[Set problem A]: In the Coq cipher proofs, what function does the writer say they would probably define next?

Lemma encrypt_decrypt_inverse :
  forall n m : nat, encrypt (decrypt n m) m = n mod 26.
Proof.
  intros n k.
  unfold encrypt, decrypt.
  rewrite add_mod_idemp_l. rewrite <- add_mod_idemp_r.
  rewrite <- add_assoc. rewrite sub_add.
  - rewrite <- add_mod_idemp_r. rewrite mod_same.
    rewrite add_0_r. reflexivity.
  - apply lt_le_incl. apply mod_bound_pos. 
    apply le_0_l. lia.
Qed.

Lemma decrypt_encrypt_inverse :
  forall n m : nat, decrypt (encrypt n m) m = n mod 26.
Proof.
  intros n k.
  unfold encrypt, decrypt.
  rewrite add_mod_idemp_l. rewrite add_shuffle0. 
  rewrite <- add_mod_idemp_r. rewrite <- add_assoc.
  rewrite sub_add.
  - rewrite <- add_mod_idemp_r. rewrite mod_same.
    rewrite add_0_r. reflexivity.  
  - apply lt_le_incl. apply mod_bound_pos. apply le_0_l. lia.
Qed.

Even though this doesn’t fully represent a ceaser cipher, it still accurately preserves the semantics. From here, I’d probably go for defining an encrypt_list function that iterates through a list and encrypts it. Thanks.

[Records shown]:
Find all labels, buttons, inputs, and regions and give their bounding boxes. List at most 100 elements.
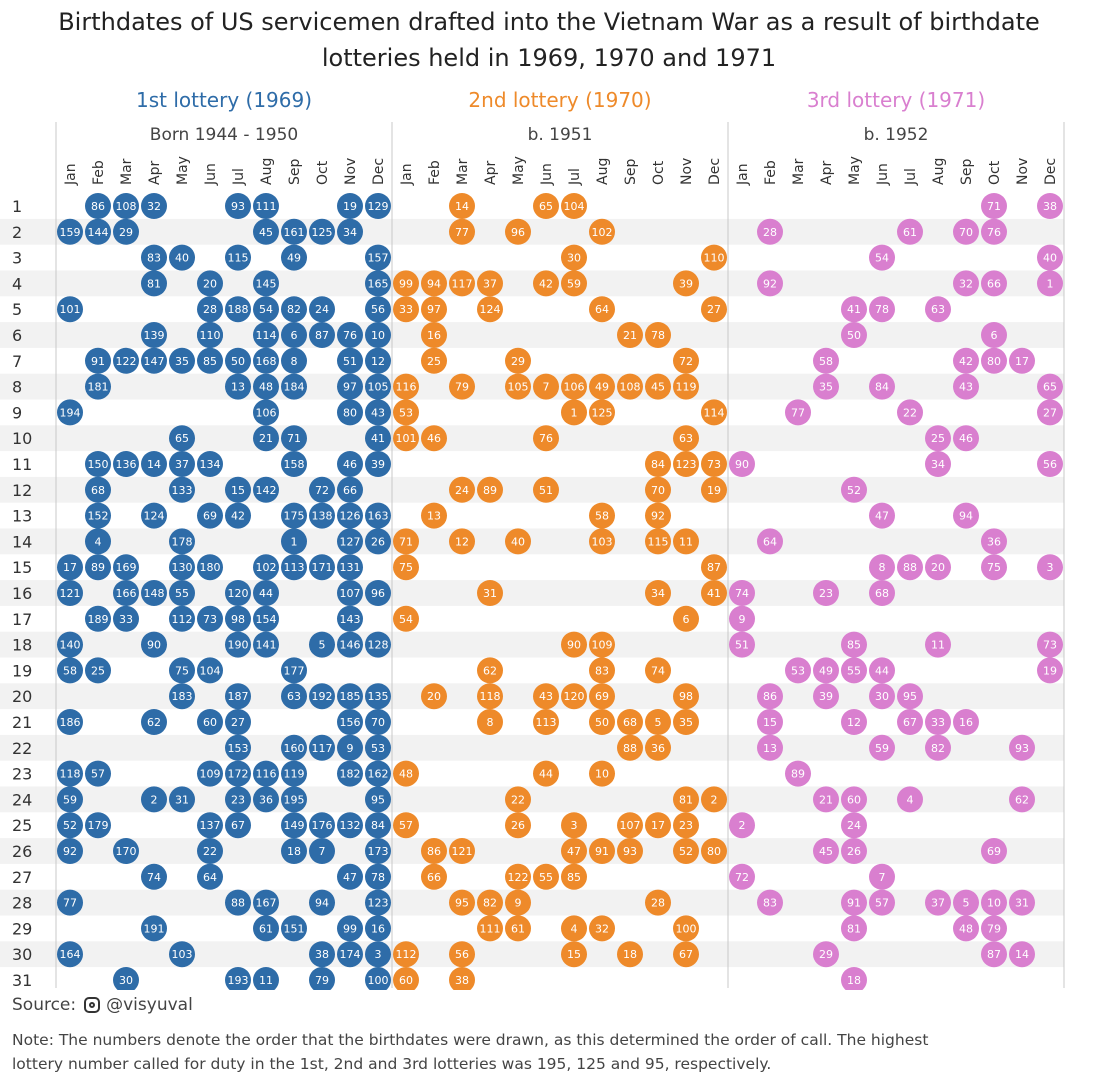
lottery-dot: 31: [477, 580, 503, 606]
dot-label: 17: [63, 561, 77, 574]
dot-marker: [253, 193, 279, 219]
dot-label: 40: [511, 535, 525, 548]
dot-marker: [589, 399, 615, 426]
lottery-dot: 72: [673, 347, 699, 374]
lottery-dot: 183: [169, 683, 195, 710]
dot-marker: [645, 580, 671, 606]
dot-marker: [169, 554, 195, 581]
dot-label: 19: [707, 484, 721, 497]
panel-title: 3rd lottery (1971): [807, 88, 985, 112]
lottery-dot: 104: [197, 657, 223, 684]
dot-marker: [449, 967, 475, 990]
dot-label: 27: [1043, 406, 1057, 419]
dot-label: 10: [595, 768, 609, 781]
lottery-dot: 174: [337, 941, 363, 968]
lottery-dot: 84: [869, 373, 895, 400]
dot-label: 158: [284, 458, 305, 471]
dot-label: 95: [455, 897, 469, 910]
lottery-dot: 40: [505, 528, 531, 555]
dot-label: 19: [343, 200, 357, 213]
lottery-dot: 6: [673, 605, 699, 632]
dot-label: 165: [368, 277, 389, 290]
lottery-dot: 13: [757, 734, 783, 761]
dot-label: 21: [259, 432, 273, 445]
dot-marker: [981, 554, 1007, 581]
dot-label: 192: [312, 690, 333, 703]
lottery-dot: 7: [309, 838, 335, 864]
panel-subtitle: Born 1944 - 1950: [150, 125, 298, 145]
dot-label: 45: [819, 845, 833, 858]
lottery-dot: 57: [869, 889, 895, 916]
dot-label: 32: [959, 277, 973, 290]
dot-label: 48: [399, 768, 413, 781]
dot-label: 75: [399, 561, 413, 574]
lottery-dot: 91: [85, 347, 111, 374]
dot-label: 79: [455, 381, 469, 394]
dot-label: 140: [60, 639, 81, 652]
dot-label: 82: [287, 303, 301, 316]
dot-marker: [197, 812, 223, 839]
dot-label: 36: [651, 742, 665, 755]
lottery-dot: 84: [365, 812, 391, 839]
dot-label: 38: [455, 974, 469, 987]
dot-marker: [365, 322, 391, 348]
lottery-dot: 103: [589, 528, 615, 555]
lottery-dot: 55: [533, 863, 559, 890]
panel-title: 2nd lottery (1970): [468, 88, 651, 112]
lottery-dot: 35: [673, 709, 699, 735]
source-handle: @visyuval: [106, 995, 193, 1015]
row-band: [0, 322, 1064, 348]
lottery-dot: 112: [169, 605, 195, 632]
dot-marker: [85, 554, 111, 581]
dot-marker: [841, 915, 867, 942]
dot-marker: [981, 838, 1007, 864]
lottery-dot: 138: [309, 502, 335, 529]
dot-marker: [141, 786, 167, 813]
lottery-dot: 88: [225, 889, 251, 916]
dot-label: 13: [231, 381, 245, 394]
dot-label: 10: [987, 897, 1001, 910]
dot-marker: [449, 476, 475, 503]
dot-label: 65: [539, 200, 553, 213]
lottery-dot: 97: [337, 373, 363, 400]
dot-marker: [85, 476, 111, 503]
dot-marker: [533, 863, 559, 890]
dot-marker: [617, 373, 643, 400]
month-label: Dec: [371, 158, 387, 185]
lottery-dot: 19: [701, 476, 727, 503]
dot-label: 94: [959, 510, 973, 523]
dot-marker: [673, 528, 699, 555]
dot-label: 20: [931, 561, 945, 574]
lottery-dot: 110: [197, 322, 223, 348]
lottery-dot: 54: [869, 244, 895, 271]
dot-label: 70: [959, 226, 973, 239]
dot-label: 18: [287, 845, 301, 858]
dot-label: 36: [259, 793, 273, 806]
dot-marker: [393, 373, 419, 400]
lottery-dot: 29: [505, 347, 531, 374]
lottery-dot: 40: [1037, 244, 1063, 271]
dot-label: 75: [987, 561, 1001, 574]
day-label: 29: [12, 919, 32, 938]
dot-marker: [281, 502, 307, 529]
dot-marker: [673, 709, 699, 735]
dot-marker: [841, 967, 867, 990]
lottery-dot: 11: [673, 528, 699, 555]
row-band: [0, 425, 1064, 452]
lottery-dot: 80: [981, 347, 1007, 374]
dot-marker: [281, 347, 307, 374]
dot-label: 16: [959, 716, 973, 729]
dot-marker: [253, 476, 279, 503]
dot-marker: [393, 760, 419, 787]
dot-marker: [225, 580, 251, 606]
dot-label: 149: [284, 819, 305, 832]
lottery-dot: 24: [309, 296, 335, 323]
lottery-dot: 15: [225, 476, 251, 503]
lottery-dot: 157: [365, 244, 391, 271]
dot-marker: [309, 889, 335, 916]
dot-marker: [1009, 734, 1035, 761]
dot-label: 33: [399, 303, 413, 316]
dot-marker: [421, 425, 447, 452]
dot-label: 123: [368, 897, 389, 910]
lottery-dot: 18: [841, 967, 867, 990]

[Set problem B]: How many lines of the entries contain the string "panel"? Give only the number.

[Correct output A]: An encrypt_list function that iterates through a list and encrypts it.

[Correct output B]: 3